TEXTE FOURNI
┄┄┄┄┄┄┄┄┄┄┄┄┄┄┄┄┄┄┄┄

On interprète souvent ce film comme le témoignage d’une époque : la guerre du Vietnam, la campagne électorale de 1965, le début des trente glorieuses, les enfants de Marx et de Coca-Cola, la contraception, les chanteuses yé-yé, etc. C’est un film daté, tourné entre les deux tours d’une élection (De Gaulle – Mitterrand, entre le 5 et le 19 décembre 1965). Pourtant le film n’a rien d’une improvisation. Godard a mis plus d’un an pour le préparer, c’est lui qui a tout écrit, tout dialogué, tout fait pour réussir cet artefact : de jeunes acteurs-personnages donnant l’impression de jouer leur propre rôle et de se raconter au présent. Certes il tire parti des événements du jour, des décors naturels et de quelques détails qui ont pu survenir à ce moment-là. Mais le fait de ne dévoiler le script qu’au dernier moment est aussi un artefact. Cela ne retire rien à la dimension d’écriture du film. Que les garçons soient plus politiques, qu’ils interpellent des filles plus soucieuses de la vie courante, n’est pas le résultat de leur comportement spontané, c’est le résultat d’un choix de réalisateur dont les aphorismes et les insertions ne sont pas plus spontanés. 

Il ne s’agit donc pas de filmer le réel, mais de produire un cinéma du réel ou jugé comme tel. Certes on voit les rues parisiennes, les cafés, les brasseries, les vespasiennes, etc. Ce n’est pas un décor, c’est le photographie authentique. On voit aussi la chanteuse qui a fait la Une de Mademoiselle âge tendre, Chantal Goya et on a tendance à oublier qu’elle est là comme actrice et non pas comme chanteuse. 

Le film est double : une base documentaire (le cinéma du réel), et une écriture, une réécriture, un montage, pour ne pas dire une manipulation du réalisateur. Il s’agit pour lui de démontrer qu’un film, ça pense. Un film n’est pas fait pour raconter une histoire, mais pour penser, pour analyser. C’est aussi un film-essai, un film-enquête. (il s’agit toujours de brouiller les pistes). Godard avait l’impression que cette époque n’était plus la sienne. A l’interrogation principalement masculine, la réponse principalement féminine est évasive. Le questionneur commence par être sérieux (mais pas pour longtemps), tandis que le questionné s’arrange pour répondre sans répondre. Les aphorismes de Godard ont le même statut que les bavardages des jeunes gens : ni clef, ni argumentaire, ils tombent comme des affirmations pures, sans justifications. Aussi sérieuses soient-elles, les conversations ne sont pas si différentes des chansons de Chantal Goya (la chanteuse yé-yé ). Elles tournent en boucle sur les mêmes thèmes. D’ailleurs tout le film est une boucle : pour les trois filles, la survenue de Paul dans leur appartement n’est qu’un passage. Après cette succession de suicides et une mort brutale, elles se retrouveront dans l’appartement, vivront leur vie et sortiront avec d’autres garçons.

┄┄┄┄┄┄┄┄┄┄┄┄┄┄┄┄┄┄┄┄

LIGNES DE DONNÉES
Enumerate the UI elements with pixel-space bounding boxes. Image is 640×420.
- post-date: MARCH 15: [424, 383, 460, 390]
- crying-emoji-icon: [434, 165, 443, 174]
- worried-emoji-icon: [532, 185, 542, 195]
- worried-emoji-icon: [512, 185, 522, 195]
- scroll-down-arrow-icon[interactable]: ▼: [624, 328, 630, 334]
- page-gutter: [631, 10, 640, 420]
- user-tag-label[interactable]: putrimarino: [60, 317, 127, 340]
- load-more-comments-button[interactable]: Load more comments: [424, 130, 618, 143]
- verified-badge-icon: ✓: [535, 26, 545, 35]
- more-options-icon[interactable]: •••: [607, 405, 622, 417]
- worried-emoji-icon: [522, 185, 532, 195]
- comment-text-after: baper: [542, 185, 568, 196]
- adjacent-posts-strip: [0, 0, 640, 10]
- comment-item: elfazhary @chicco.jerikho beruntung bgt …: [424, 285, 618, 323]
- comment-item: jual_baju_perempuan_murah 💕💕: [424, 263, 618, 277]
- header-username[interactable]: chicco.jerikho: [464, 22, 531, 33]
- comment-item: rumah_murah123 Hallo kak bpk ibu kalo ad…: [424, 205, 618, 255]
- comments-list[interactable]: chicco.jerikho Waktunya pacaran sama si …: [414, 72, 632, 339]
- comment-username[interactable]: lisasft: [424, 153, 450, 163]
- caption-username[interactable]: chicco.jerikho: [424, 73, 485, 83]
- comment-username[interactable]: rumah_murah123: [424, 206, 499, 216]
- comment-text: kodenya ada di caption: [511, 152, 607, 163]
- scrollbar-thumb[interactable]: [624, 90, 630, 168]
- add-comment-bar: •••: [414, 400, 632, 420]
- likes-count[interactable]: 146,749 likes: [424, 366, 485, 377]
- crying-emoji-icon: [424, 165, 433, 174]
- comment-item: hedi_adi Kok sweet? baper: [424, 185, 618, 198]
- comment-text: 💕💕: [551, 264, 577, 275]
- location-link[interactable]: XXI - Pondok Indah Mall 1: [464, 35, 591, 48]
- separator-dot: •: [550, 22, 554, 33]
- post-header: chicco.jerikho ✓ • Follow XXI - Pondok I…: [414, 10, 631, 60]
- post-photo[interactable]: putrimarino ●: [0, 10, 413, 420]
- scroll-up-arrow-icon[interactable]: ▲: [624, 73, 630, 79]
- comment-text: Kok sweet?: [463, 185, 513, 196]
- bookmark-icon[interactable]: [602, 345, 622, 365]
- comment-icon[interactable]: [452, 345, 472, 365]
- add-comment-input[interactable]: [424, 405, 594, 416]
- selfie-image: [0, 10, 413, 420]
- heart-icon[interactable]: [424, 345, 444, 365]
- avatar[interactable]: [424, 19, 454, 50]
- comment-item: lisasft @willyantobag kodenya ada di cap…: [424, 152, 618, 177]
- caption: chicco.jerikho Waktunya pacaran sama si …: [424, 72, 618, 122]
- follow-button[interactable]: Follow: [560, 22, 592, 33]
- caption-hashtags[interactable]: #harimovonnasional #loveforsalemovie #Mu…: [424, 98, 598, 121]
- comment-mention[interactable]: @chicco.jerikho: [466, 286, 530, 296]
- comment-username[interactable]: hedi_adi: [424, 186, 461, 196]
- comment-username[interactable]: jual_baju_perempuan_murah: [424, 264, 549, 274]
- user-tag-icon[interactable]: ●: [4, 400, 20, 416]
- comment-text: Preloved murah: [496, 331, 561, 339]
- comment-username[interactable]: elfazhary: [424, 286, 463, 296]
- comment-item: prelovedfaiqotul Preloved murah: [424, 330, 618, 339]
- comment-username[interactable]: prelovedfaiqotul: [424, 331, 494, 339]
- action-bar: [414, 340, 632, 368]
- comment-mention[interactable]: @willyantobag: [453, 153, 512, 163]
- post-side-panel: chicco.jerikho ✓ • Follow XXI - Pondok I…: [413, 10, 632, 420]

┄┄┄┄┄┄┄┄┄┄┄┄┄┄┄┄┄┄┄┄

DÉTAILS DE L'EXERCICE
Reprenez sous forme de liste à puces le paragraphe de l'analyse du film de Godard qui commence par « Il ne s’agit donc pas de filmer le réel », en gardant ses faits essentiels.

RÉSULTAT ATTENDU
- Le but n'est pas de filmer le réel, mais de produire un cinéma du réel, ou jugé comme tel.
- On voit des rues parisiennes, des cafés, des brasseries et des vespasiennes. Ce ne sont pas des décors, mais des images authentiques.
- On voit aussi Chantal Goya, la chanteuse qui a fait la Une de Mademoiselle âge tendre.
- On oublie souvent qu'elle est là comme actrice, et non comme chanteuse.